> Aim of the exercise
Return the whole listing exactly as it stands.

** start Data to process **

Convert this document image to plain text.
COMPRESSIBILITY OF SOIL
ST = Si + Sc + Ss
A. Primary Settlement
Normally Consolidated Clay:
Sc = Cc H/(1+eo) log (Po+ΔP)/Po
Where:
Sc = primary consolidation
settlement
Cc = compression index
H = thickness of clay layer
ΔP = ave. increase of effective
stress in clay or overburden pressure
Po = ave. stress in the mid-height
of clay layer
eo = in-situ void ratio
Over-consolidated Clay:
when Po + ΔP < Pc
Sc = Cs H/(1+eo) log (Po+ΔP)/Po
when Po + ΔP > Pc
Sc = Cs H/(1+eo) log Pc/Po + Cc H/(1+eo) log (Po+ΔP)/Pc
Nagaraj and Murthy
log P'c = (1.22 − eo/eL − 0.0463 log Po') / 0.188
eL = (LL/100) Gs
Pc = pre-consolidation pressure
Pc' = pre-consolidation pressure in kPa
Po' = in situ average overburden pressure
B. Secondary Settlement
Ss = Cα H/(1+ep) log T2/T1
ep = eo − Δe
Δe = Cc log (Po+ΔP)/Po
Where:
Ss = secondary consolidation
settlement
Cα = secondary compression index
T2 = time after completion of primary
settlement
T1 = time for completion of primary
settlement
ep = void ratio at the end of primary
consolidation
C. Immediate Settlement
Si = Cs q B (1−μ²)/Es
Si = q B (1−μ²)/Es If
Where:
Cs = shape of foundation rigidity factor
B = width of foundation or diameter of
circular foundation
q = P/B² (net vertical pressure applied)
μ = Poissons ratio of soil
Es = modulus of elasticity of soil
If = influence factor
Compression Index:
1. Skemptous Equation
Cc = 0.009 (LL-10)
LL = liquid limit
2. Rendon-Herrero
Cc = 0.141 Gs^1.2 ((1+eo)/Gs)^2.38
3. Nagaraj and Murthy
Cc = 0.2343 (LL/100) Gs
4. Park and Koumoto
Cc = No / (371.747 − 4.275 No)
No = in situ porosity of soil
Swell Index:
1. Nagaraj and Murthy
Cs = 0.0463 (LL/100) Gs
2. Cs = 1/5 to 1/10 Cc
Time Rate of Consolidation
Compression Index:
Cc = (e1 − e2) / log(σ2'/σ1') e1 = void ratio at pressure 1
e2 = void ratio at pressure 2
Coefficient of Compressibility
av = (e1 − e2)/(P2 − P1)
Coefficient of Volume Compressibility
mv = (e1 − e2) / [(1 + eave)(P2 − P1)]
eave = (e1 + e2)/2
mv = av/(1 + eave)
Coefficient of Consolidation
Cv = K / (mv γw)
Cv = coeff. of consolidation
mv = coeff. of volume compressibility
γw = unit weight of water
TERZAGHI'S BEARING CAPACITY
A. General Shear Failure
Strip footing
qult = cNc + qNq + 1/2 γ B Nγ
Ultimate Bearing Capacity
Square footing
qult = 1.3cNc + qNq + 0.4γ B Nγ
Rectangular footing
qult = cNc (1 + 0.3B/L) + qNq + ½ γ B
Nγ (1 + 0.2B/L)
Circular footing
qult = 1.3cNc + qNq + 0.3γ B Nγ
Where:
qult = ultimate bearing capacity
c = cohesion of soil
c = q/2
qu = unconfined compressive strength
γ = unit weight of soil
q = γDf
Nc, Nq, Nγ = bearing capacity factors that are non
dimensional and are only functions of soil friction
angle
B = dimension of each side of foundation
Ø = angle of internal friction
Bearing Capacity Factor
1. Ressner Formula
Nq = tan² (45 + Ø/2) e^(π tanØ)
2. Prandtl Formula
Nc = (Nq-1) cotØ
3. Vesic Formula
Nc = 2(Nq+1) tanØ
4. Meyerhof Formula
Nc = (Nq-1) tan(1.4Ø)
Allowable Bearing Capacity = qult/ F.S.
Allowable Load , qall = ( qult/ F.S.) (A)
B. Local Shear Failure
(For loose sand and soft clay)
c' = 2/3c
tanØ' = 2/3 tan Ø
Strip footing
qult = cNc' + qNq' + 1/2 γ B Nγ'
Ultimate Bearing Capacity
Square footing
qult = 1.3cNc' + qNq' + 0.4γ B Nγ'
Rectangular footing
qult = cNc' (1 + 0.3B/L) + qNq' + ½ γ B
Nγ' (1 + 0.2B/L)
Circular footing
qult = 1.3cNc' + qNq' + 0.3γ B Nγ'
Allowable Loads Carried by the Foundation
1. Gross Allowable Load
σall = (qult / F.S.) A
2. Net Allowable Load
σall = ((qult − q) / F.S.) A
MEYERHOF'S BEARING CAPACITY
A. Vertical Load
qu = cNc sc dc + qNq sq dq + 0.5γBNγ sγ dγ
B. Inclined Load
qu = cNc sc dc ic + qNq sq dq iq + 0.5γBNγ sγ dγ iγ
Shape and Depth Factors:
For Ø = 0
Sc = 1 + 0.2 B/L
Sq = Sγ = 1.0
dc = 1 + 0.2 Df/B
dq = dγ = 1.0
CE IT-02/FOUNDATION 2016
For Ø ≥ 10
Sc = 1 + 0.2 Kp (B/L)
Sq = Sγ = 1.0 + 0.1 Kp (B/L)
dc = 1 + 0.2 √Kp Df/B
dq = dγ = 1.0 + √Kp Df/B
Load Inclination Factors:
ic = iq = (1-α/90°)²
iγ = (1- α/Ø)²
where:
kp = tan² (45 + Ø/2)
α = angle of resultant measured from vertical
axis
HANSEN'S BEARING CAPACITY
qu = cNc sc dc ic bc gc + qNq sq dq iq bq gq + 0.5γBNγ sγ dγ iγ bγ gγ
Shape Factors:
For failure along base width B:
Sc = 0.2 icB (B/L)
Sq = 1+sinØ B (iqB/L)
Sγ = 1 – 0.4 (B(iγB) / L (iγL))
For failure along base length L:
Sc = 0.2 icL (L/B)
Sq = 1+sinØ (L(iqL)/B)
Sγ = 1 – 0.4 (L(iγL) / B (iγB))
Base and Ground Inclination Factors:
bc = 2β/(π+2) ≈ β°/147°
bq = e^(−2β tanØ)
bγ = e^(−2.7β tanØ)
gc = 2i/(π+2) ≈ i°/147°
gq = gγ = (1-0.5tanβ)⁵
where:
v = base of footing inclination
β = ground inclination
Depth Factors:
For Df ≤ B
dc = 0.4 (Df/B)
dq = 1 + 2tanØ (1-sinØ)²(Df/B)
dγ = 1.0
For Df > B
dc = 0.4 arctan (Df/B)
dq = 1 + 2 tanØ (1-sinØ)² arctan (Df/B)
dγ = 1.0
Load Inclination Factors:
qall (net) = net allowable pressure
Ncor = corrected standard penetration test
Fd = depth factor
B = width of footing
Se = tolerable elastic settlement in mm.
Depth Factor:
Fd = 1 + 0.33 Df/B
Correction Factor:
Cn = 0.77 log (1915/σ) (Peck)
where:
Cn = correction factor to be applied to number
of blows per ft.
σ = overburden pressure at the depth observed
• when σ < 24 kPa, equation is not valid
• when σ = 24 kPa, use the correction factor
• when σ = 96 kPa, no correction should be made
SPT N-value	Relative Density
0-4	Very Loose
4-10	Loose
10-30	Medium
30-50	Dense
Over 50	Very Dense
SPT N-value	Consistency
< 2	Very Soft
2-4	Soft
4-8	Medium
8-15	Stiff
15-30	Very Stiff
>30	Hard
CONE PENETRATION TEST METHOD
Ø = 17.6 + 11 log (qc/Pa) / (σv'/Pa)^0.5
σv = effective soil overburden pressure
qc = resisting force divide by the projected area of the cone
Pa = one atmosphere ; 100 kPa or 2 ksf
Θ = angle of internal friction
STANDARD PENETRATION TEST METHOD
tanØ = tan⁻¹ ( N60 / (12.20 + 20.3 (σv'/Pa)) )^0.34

** end Data to process **

> Finished task
Convert this document image to plain text.
COMPRESSIBILITY OF SOIL
ST = Si + Sc + Ss
A. Primary Settlement
Normally Consolidated Clay:
Sc = Cc H/(1+eo) log (Po+ΔP)/Po
Where:
Sc = primary consolidation
settlement
Cc = compression index
H = thickness of clay layer
ΔP = ave. increase of effective
stress in clay or overburden pressure
Po = ave. stress in the mid-height
of clay layer
eo = in-situ void ratio
Over-consolidated Clay:
when Po + ΔP < Pc
Sc = Cs H/(1+eo) log (Po+ΔP)/Po
when Po + ΔP > Pc
Sc = Cs H/(1+eo) log Pc/Po + Cc H/(1+eo) log (Po+ΔP)/Pc
Nagaraj and Murthy
log P'c = (1.22 − eo/eL − 0.0463 log Po') / 0.188
eL = (LL/100) Gs
Pc = pre-consolidation pressure
Pc' = pre-consolidation pressure in kPa
Po' = in situ average overburden pressure
B. Secondary Settlement
Ss = Cα H/(1+ep) log T2/T1
ep = eo − Δe
Δe = Cc log (Po+ΔP)/Po
Where:
Ss = secondary consolidation
settlement
Cα = secondary compression index
T2 = time after completion of primary
settlement
T1 = time for completion of primary
settlement
ep = void ratio at the end of primary
consolidation
C. Immediate Settlement
Si = Cs q B (1−μ²)/Es
Si = q B (1−μ²)/Es If
Where:
Cs = shape of foundation rigidity factor
B = width of foundation or diameter of
circular foundation
q = P/B² (net vertical pressure applied)
μ = Poissons ratio of soil
Es = modulus of elasticity of soil
If = influence factor
Compression Index:
1. Skemptous Equation
Cc = 0.009 (LL-10)
LL = liquid limit
2. Rendon-Herrero
Cc = 0.141 Gs^1.2 ((1+eo)/Gs)^2.38
3. Nagaraj and Murthy
Cc = 0.2343 (LL/100) Gs
4. Park and Koumoto
Cc = No / (371.747 − 4.275 No)
No = in situ porosity of soil
Swell Index:
1. Nagaraj and Murthy
Cs = 0.0463 (LL/100) Gs
2. Cs = 1/5 to 1/10 Cc
Time Rate of Consolidation
Compression Index:
Cc = (e1 − e2) / log(σ2'/σ1') e1 = void ratio at pressure 1
e2 = void ratio at pressure 2
Coefficient of Compressibility
av = (e1 − e2)/(P2 − P1)
Coefficient of Volume Compressibility
mv = (e1 − e2) / [(1 + eave)(P2 − P1)]
eave = (e1 + e2)/2
mv = av/(1 + eave)
Coefficient of Consolidation
Cv = K / (mv γw)
Cv = coeff. of consolidation
mv = coeff. of volume compressibility
γw = unit weight of water
TERZAGHI'S BEARING CAPACITY
A. General Shear Failure
Strip footing
qult = cNc + qNq + 1/2 γ B Nγ
Ultimate Bearing Capacity
Square footing
qult = 1.3cNc + qNq + 0.4γ B Nγ
Rectangular footing
qult = cNc (1 + 0.3B/L) + qNq + ½ γ B
Nγ (1 + 0.2B/L)
Circular footing
qult = 1.3cNc + qNq + 0.3γ B Nγ
Where:
qult = ultimate bearing capacity
c = cohesion of soil
c = q/2
qu = unconfined compressive strength
γ = unit weight of soil
q = γDf
Nc, Nq, Nγ = bearing capacity factors that are non
dimensional and are only functions of soil friction
angle
B = dimension of each side of foundation
Ø = angle of internal friction
Bearing Capacity Factor
1. Ressner Formula
Nq = tan² (45 + Ø/2) e^(π tanØ)
2. Prandtl Formula
Nc = (Nq-1) cotØ
3. Vesic Formula
Nc = 2(Nq+1) tanØ
4. Meyerhof Formula
Nc = (Nq-1) tan(1.4Ø)
Allowable Bearing Capacity = qult/ F.S.
Allowable Load , qall = ( qult/ F.S.) (A)
B. Local Shear Failure
(For loose sand and soft clay)
c' = 2/3c
tanØ' = 2/3 tan Ø
Strip footing
qult = cNc' + qNq' + 1/2 γ B Nγ'
Ultimate Bearing Capacity
Square footing
qult = 1.3cNc' + qNq' + 0.4γ B Nγ'
Rectangular footing
qult = cNc' (1 + 0.3B/L) + qNq' + ½ γ B
Nγ' (1 + 0.2B/L)
Circular footing
qult = 1.3cNc' + qNq' + 0.3γ B Nγ'
Allowable Loads Carried by the Foundation
1. Gross Allowable Load
σall = (qult / F.S.) A
2. Net Allowable Load
σall = ((qult − q) / F.S.) A
MEYERHOF'S BEARING CAPACITY
A. Vertical Load
qu = cNc sc dc + qNq sq dq + 0.5γBNγ sγ dγ
B. Inclined Load
qu = cNc sc dc ic + qNq sq dq iq + 0.5γBNγ sγ dγ iγ
Shape and Depth Factors:
For Ø = 0
Sc = 1 + 0.2 B/L
Sq = Sγ = 1.0
dc = 1 + 0.2 Df/B
dq = dγ = 1.0
CE IT-02/FOUNDATION 2016
For Ø ≥ 10
Sc = 1 + 0.2 Kp (B/L)
Sq = Sγ = 1.0 + 0.1 Kp (B/L)
dc = 1 + 0.2 √Kp Df/B
dq = dγ = 1.0 + √Kp Df/B
Load Inclination Factors:
ic = iq = (1-α/90°)²
iγ = (1- α/Ø)²
where:
kp = tan² (45 + Ø/2)
α = angle of resultant measured from vertical
axis
HANSEN'S BEARING CAPACITY
qu = cNc sc dc ic bc gc + qNq sq dq iq bq gq + 0.5γBNγ sγ dγ iγ bγ gγ
Shape Factors:
For failure along base width B:
Sc = 0.2 icB (B/L)
Sq = 1+sinØ B (iqB/L)
Sγ = 1 – 0.4 (B(iγB) / L (iγL))
For failure along base length L:
Sc = 0.2 icL (L/B)
Sq = 1+sinØ (L(iqL)/B)
Sγ = 1 – 0.4 (L(iγL) / B (iγB))
Base and Ground Inclination Factors:
bc = 2β/(π+2) ≈ β°/147°
bq = e^(−2β tanØ)
bγ = e^(−2.7β tanØ)
gc = 2i/(π+2) ≈ i°/147°
gq = gγ = (1-0.5tanβ)⁵
where:
v = base of footing inclination
β = ground inclination
Depth Factors:
For Df ≤ B
dc = 0.4 (Df/B)
dq = 1 + 2tanØ (1-sinØ)²(Df/B)
dγ = 1.0
For Df > B
dc = 0.4 arctan (Df/B)
dq = 1 + 2 tanØ (1-sinØ)² arctan (Df/B)
dγ = 1.0
Load Inclination Factors:
qall (net) = net allowable pressure
Ncor = corrected standard penetration test
Fd = depth factor
B = width of footing
Se = tolerable elastic settlement in mm.
Depth Factor:
Fd = 1 + 0.33 Df/B
Correction Factor:
Cn = 0.77 log (1915/σ) (Peck)
where:
Cn = correction factor to be applied to number
of blows per ft.
σ = overburden pressure at the depth observed
• when σ < 24 kPa, equation is not valid
• when σ = 24 kPa, use the correction factor
• when σ = 96 kPa, no correction should be made
SPT N-value	Relative Density
0-4	Very Loose
4-10	Loose
10-30	Medium
30-50	Dense
Over 50	Very Dense
SPT N-value	Consistency
< 2	Very Soft
2-4	Soft
4-8	Medium
8-15	Stiff
15-30	Very Stiff
>30	Hard
CONE PENETRATION TEST METHOD
Ø = 17.6 + 11 log (qc/Pa) / (σv'/Pa)^0.5
σv = effective soil overburden pressure
qc = resisting force divide by the projected area of the cone
Pa = one atmosphere ; 100 kPa or 2 ksf
Θ = angle of internal friction
STANDARD PENETRATION TEST METHOD
tanØ = tan⁻¹ ( N60 / (12.20 + 20.3 (σv'/Pa)) )^0.34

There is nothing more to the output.